Every entry must be repeated exactly. Exclude all pictures.

[Stored entries]
——————————
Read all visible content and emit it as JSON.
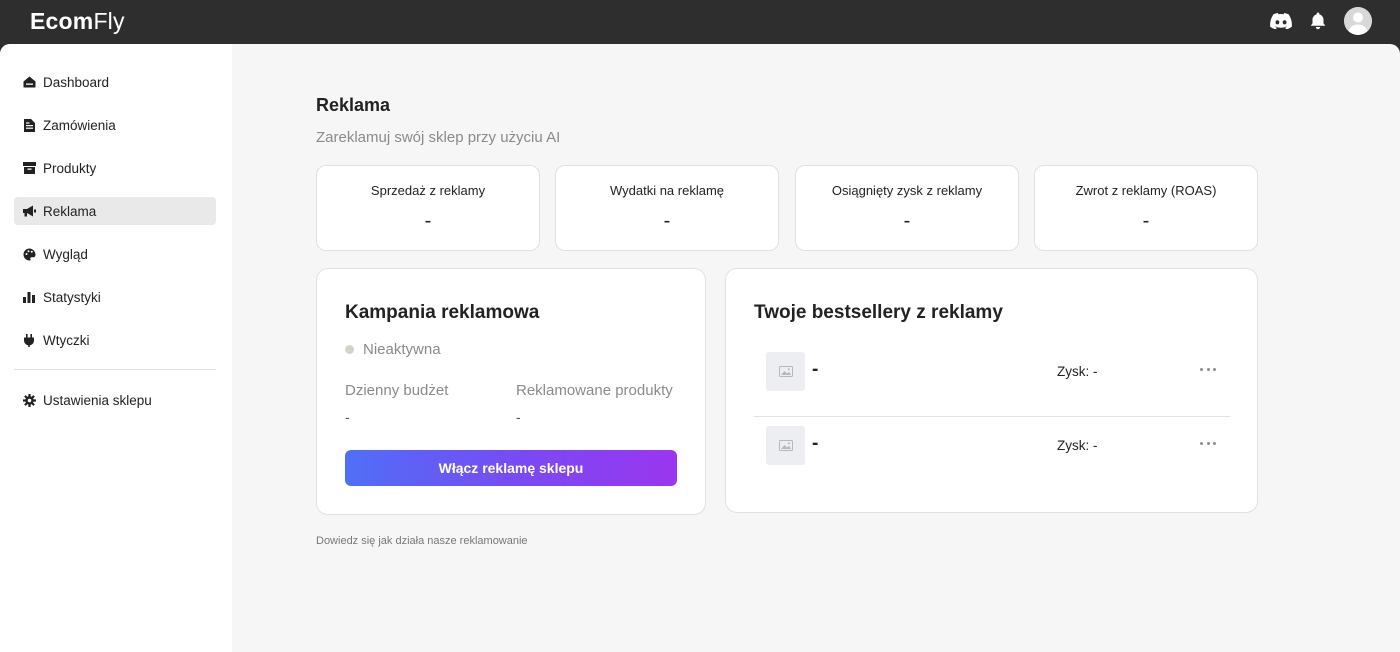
{
  "brand": {
    "part1": "Ecom",
    "part2": "Fly"
  },
  "topbar": {
    "icons": [
      "discord-icon",
      "bell-icon",
      "user-avatar-icon"
    ]
  },
  "sidebar": {
    "items": [
      {
        "label": "Dashboard",
        "icon": "home-icon"
      },
      {
        "label": "Zamówienia",
        "icon": "document-icon"
      },
      {
        "label": "Produkty",
        "icon": "box-icon"
      },
      {
        "label": "Reklama",
        "icon": "megaphone-icon",
        "active": true
      },
      {
        "label": "Wygląd",
        "icon": "palette-icon"
      },
      {
        "label": "Statystyki",
        "icon": "bar-chart-icon"
      },
      {
        "label": "Wtyczki",
        "icon": "plug-icon"
      }
    ],
    "settings": {
      "label": "Ustawienia sklepu",
      "icon": "gear-icon"
    }
  },
  "page": {
    "title": "Reklama",
    "subtitle": "Zareklamuj swój sklep przy użyciu AI"
  },
  "stats": [
    {
      "label": "Sprzedaż z reklamy",
      "value": "-"
    },
    {
      "label": "Wydatki na reklamę",
      "value": "-"
    },
    {
      "label": "Osiągnięty zysk z reklamy",
      "value": "-"
    },
    {
      "label": "Zwrot z reklamy (ROAS)",
      "value": "-"
    }
  ],
  "campaign": {
    "title": "Kampania reklamowa",
    "status": "Nieaktywna",
    "status_color": "#d3d3cc",
    "budget_label": "Dzienny budżet",
    "budget_value": "-",
    "products_label": "Reklamowane produkty",
    "products_value": "-",
    "cta_label": "Włącz reklamę sklepu",
    "cta_gradient": [
      "#4f6ff6",
      "#9b36ee"
    ]
  },
  "bestsellers": {
    "title": "Twoje bestsellery z reklamy",
    "items": [
      {
        "name": "-",
        "profit": "Zysk: -"
      },
      {
        "name": "-",
        "profit": "Zysk: -"
      }
    ]
  },
  "footer_link": "Dowiedz się jak działa nasze reklamowanie"
}
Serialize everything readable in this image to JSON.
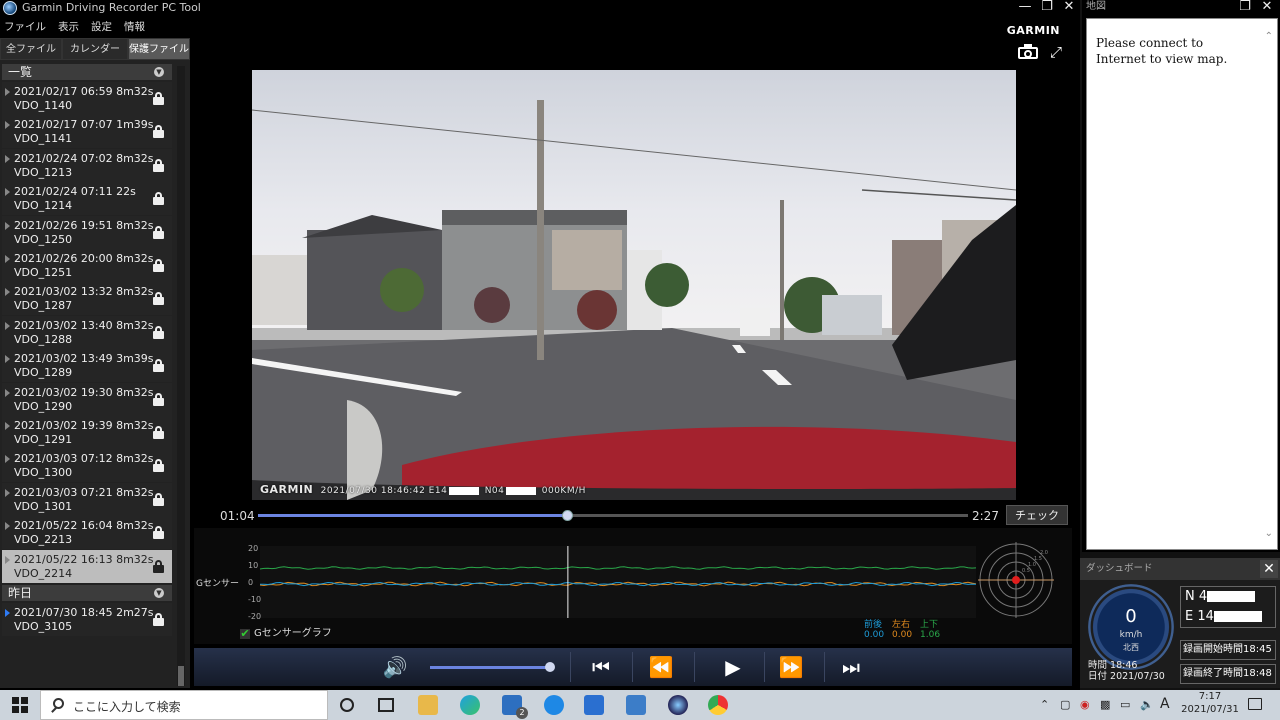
{
  "app": {
    "title": "Garmin Driving Recorder PC Tool",
    "brand": "GARMIN",
    "menu": [
      "ファイル",
      "表示",
      "設定",
      "情報"
    ]
  },
  "left_panel": {
    "tabs": [
      "全ファイル",
      "カレンダー",
      "保護ファイル"
    ],
    "active_tab": 2,
    "groups": [
      {
        "label": "一覧",
        "items": [
          {
            "line1": "2021/02/17 06:59 8m32s",
            "line2": "VDO_1140"
          },
          {
            "line1": "2021/02/17 07:07 1m39s",
            "line2": "VDO_1141"
          },
          {
            "line1": "2021/02/24 07:02 8m32s",
            "line2": "VDO_1213"
          },
          {
            "line1": "2021/02/24 07:11 22s",
            "line2": "VDO_1214"
          },
          {
            "line1": "2021/02/26 19:51 8m32s",
            "line2": "VDO_1250"
          },
          {
            "line1": "2021/02/26 20:00 8m32s",
            "line2": "VDO_1251"
          },
          {
            "line1": "2021/03/02 13:32 8m32s",
            "line2": "VDO_1287"
          },
          {
            "line1": "2021/03/02 13:40 8m32s",
            "line2": "VDO_1288"
          },
          {
            "line1": "2021/03/02 13:49 3m39s",
            "line2": "VDO_1289"
          },
          {
            "line1": "2021/03/02 19:30 8m32s",
            "line2": "VDO_1290"
          },
          {
            "line1": "2021/03/02 19:39 8m32s",
            "line2": "VDO_1291"
          },
          {
            "line1": "2021/03/03 07:12 8m32s",
            "line2": "VDO_1300"
          },
          {
            "line1": "2021/03/03 07:21 8m32s",
            "line2": "VDO_1301"
          },
          {
            "line1": "2021/05/22 16:04 8m32s",
            "line2": "VDO_2213"
          },
          {
            "line1": "2021/05/22 16:13 8m32s",
            "line2": "VDO_2214",
            "selected": true
          }
        ]
      },
      {
        "label": "昨日",
        "items": [
          {
            "line1": "2021/07/30 18:45 2m27s",
            "line2": "VDO_3105",
            "current": true
          }
        ]
      }
    ]
  },
  "video": {
    "overlay_brand": "GARMIN",
    "overlay_datetime": "2021/07/30 18:46:42",
    "overlay_e": "E14",
    "overlay_n": "N04",
    "overlay_speed": "000KM/H"
  },
  "playback": {
    "current_time": "01:04",
    "total_time": "2:27",
    "progress": 0.435,
    "check_label": "チェック",
    "volume": 1.0
  },
  "gsensor": {
    "label": "Gセンサー",
    "y_ticks": [
      "20",
      "10",
      "0",
      "-10",
      "-20"
    ],
    "checkbox_label": "Gセンサーグラフ",
    "checked": true,
    "cursor_fraction": 0.43,
    "axes": [
      {
        "name": "前後",
        "value": "0.00",
        "color": "#1e9bd7"
      },
      {
        "name": "左右",
        "value": "0.00",
        "color": "#e08a1e"
      },
      {
        "name": "上下",
        "value": "1.06",
        "color": "#2aa84a"
      }
    ],
    "radar_labels": [
      "2.0",
      "1.5",
      "1.0",
      "0.5"
    ]
  },
  "map": {
    "title": "地図",
    "message": "Please connect to Internet to view map."
  },
  "dashboard": {
    "title": "ダッシュボード",
    "speed": "0",
    "unit": "km/h",
    "direction": "北西",
    "time_label": "時間",
    "time_value": "18:46",
    "date_label": "日付",
    "date_value": "2021/07/30",
    "lat_prefix": "N 4",
    "lon_prefix": "E 14",
    "rec_start": "録画開始時間18:45",
    "rec_end": "録画終了時間18:48"
  },
  "taskbar": {
    "search_placeholder": "ここに入力して検索",
    "mail_badge": "2",
    "ime": "A",
    "clock_time": "7:17",
    "clock_date": "2021/07/31"
  }
}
——————————
Result:
Read all visible content and emit it as JSON.
{
  "brand": {
    "part1": "Ecom",
    "part2": "Fly"
  },
  "topbar": {
    "icons": [
      "discord-icon",
      "bell-icon",
      "user-avatar-icon"
    ]
  },
  "sidebar": {
    "items": [
      {
        "label": "Dashboard",
        "icon": "home-icon"
      },
      {
        "label": "Zamówienia",
        "icon": "document-icon"
      },
      {
        "label": "Produkty",
        "icon": "box-icon"
      },
      {
        "label": "Reklama",
        "icon": "megaphone-icon",
        "active": true
      },
      {
        "label": "Wygląd",
        "icon": "palette-icon"
      },
      {
        "label": "Statystyki",
        "icon": "bar-chart-icon"
      },
      {
        "label": "Wtyczki",
        "icon": "plug-icon"
      }
    ],
    "settings": {
      "label": "Ustawienia sklepu",
      "icon": "gear-icon"
    }
  },
  "page": {
    "title": "Reklama",
    "subtitle": "Zareklamuj swój sklep przy użyciu AI"
  },
  "stats": [
    {
      "label": "Sprzedaż z reklamy",
      "value": "-"
    },
    {
      "label": "Wydatki na reklamę",
      "value": "-"
    },
    {
      "label": "Osiągnięty zysk z reklamy",
      "value": "-"
    },
    {
      "label": "Zwrot z reklamy (ROAS)",
      "value": "-"
    }
  ],
  "campaign": {
    "title": "Kampania reklamowa",
    "status": "Nieaktywna",
    "status_color": "#d3d3cc",
    "budget_label": "Dzienny budżet",
    "budget_value": "-",
    "products_label": "Reklamowane produkty",
    "products_value": "-",
    "cta_label": "Włącz reklamę sklepu",
    "cta_gradient": [
      "#4f6ff6",
      "#9b36ee"
    ]
  },
  "bestsellers": {
    "title": "Twoje bestsellery z reklamy",
    "items": [
      {
        "name": "-",
        "profit": "Zysk: -"
      },
      {
        "name": "-",
        "profit": "Zysk: -"
      }
    ]
  },
  "footer_link": "Dowiedz się jak działa nasze reklamowanie"
}
Serialize everything readable in this image to JSON.
{
  "app": {
    "title": "Garmin Driving Recorder PC Tool",
    "brand": "GARMIN",
    "menu": [
      "ファイル",
      "表示",
      "設定",
      "情報"
    ]
  },
  "left_panel": {
    "tabs": [
      "全ファイル",
      "カレンダー",
      "保護ファイル"
    ],
    "active_tab": 2,
    "groups": [
      {
        "label": "一覧",
        "items": [
          {
            "line1": "2021/02/17 06:59 8m32s",
            "line2": "VDO_1140"
          },
          {
            "line1": "2021/02/17 07:07 1m39s",
            "line2": "VDO_1141"
          },
          {
            "line1": "2021/02/24 07:02 8m32s",
            "line2": "VDO_1213"
          },
          {
            "line1": "2021/02/24 07:11 22s",
            "line2": "VDO_1214"
          },
          {
            "line1": "2021/02/26 19:51 8m32s",
            "line2": "VDO_1250"
          },
          {
            "line1": "2021/02/26 20:00 8m32s",
            "line2": "VDO_1251"
          },
          {
            "line1": "2021/03/02 13:32 8m32s",
            "line2": "VDO_1287"
          },
          {
            "line1": "2021/03/02 13:40 8m32s",
            "line2": "VDO_1288"
          },
          {
            "line1": "2021/03/02 13:49 3m39s",
            "line2": "VDO_1289"
          },
          {
            "line1": "2021/03/02 19:30 8m32s",
            "line2": "VDO_1290"
          },
          {
            "line1": "2021/03/02 19:39 8m32s",
            "line2": "VDO_1291"
          },
          {
            "line1": "2021/03/03 07:12 8m32s",
            "line2": "VDO_1300"
          },
          {
            "line1": "2021/03/03 07:21 8m32s",
            "line2": "VDO_1301"
          },
          {
            "line1": "2021/05/22 16:04 8m32s",
            "line2": "VDO_2213"
          },
          {
            "line1": "2021/05/22 16:13 8m32s",
            "line2": "VDO_2214",
            "selected": true
          }
        ]
      },
      {
        "label": "昨日",
        "items": [
          {
            "line1": "2021/07/30 18:45 2m27s",
            "line2": "VDO_3105",
            "current": true
          }
        ]
      }
    ]
  },
  "video": {
    "overlay_brand": "GARMIN",
    "overlay_datetime": "2021/07/30 18:46:42",
    "overlay_e": "E14",
    "overlay_n": "N04",
    "overlay_speed": "000KM/H"
  },
  "playback": {
    "current_time": "01:04",
    "total_time": "2:27",
    "progress": 0.435,
    "check_label": "チェック",
    "volume": 1.0
  },
  "gsensor": {
    "label": "Gセンサー",
    "y_ticks": [
      "20",
      "10",
      "0",
      "-10",
      "-20"
    ],
    "checkbox_label": "Gセンサーグラフ",
    "checked": true,
    "cursor_fraction": 0.43,
    "axes": [
      {
        "name": "前後",
        "value": "0.00",
        "color": "#1e9bd7"
      },
      {
        "name": "左右",
        "value": "0.00",
        "color": "#e08a1e"
      },
      {
        "name": "上下",
        "value": "1.06",
        "color": "#2aa84a"
      }
    ],
    "radar_labels": [
      "2.0",
      "1.5",
      "1.0",
      "0.5"
    ]
  },
  "map": {
    "title": "地図",
    "message": "Please connect to Internet to view map."
  },
  "dashboard": {
    "title": "ダッシュボード",
    "speed": "0",
    "unit": "km/h",
    "direction": "北西",
    "time_label": "時間",
    "time_value": "18:46",
    "date_label": "日付",
    "date_value": "2021/07/30",
    "lat_prefix": "N 4",
    "lon_prefix": "E 14",
    "rec_start": "録画開始時間18:45",
    "rec_end": "録画終了時間18:48"
  },
  "taskbar": {
    "search_placeholder": "ここに入力して検索",
    "mail_badge": "2",
    "ime": "A",
    "clock_time": "7:17",
    "clock_date": "2021/07/31"
  }
}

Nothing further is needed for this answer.